▶ [Stored data]
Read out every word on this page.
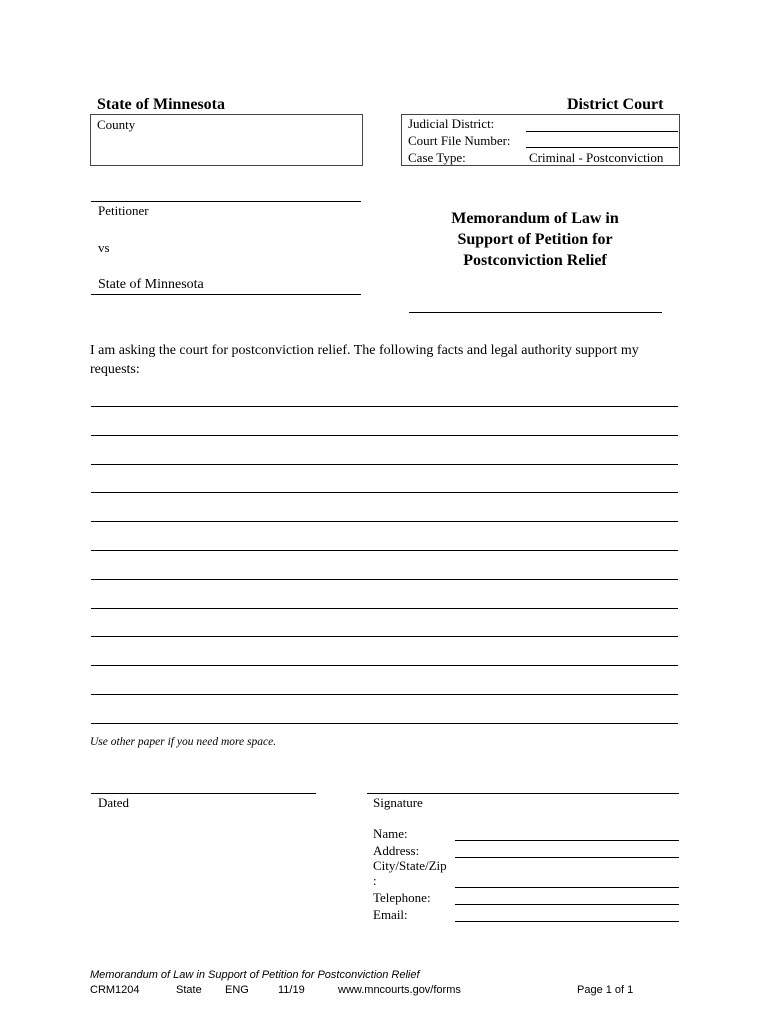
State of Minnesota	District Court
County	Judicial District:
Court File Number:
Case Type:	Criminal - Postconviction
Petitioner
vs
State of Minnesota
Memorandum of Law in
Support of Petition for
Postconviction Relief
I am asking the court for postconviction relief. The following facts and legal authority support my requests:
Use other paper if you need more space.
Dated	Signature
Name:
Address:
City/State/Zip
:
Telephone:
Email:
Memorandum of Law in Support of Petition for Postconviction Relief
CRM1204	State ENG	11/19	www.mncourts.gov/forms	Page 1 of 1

▶ [Description of the task]
Reproduce the full listing faithfully, but do not carry over any pictures.

▶ [Answer to the task]
Read out every word on this page.
State of Minnesota	District Court
County	Judicial District:
Court File Number:
Case Type:	Criminal - Postconviction
Petitioner
vs
State of Minnesota
Memorandum of Law in
Support of Petition for
Postconviction Relief
I am asking the court for postconviction relief. The following facts and legal authority support my requests:
Use other paper if you need more space.
Dated	Signature
Name:
Address:
City/State/Zip
:
Telephone:
Email:
Memorandum of Law in Support of Petition for Postconviction Relief
CRM1204	State ENG	11/19	www.mncourts.gov/forms	Page 1 of 1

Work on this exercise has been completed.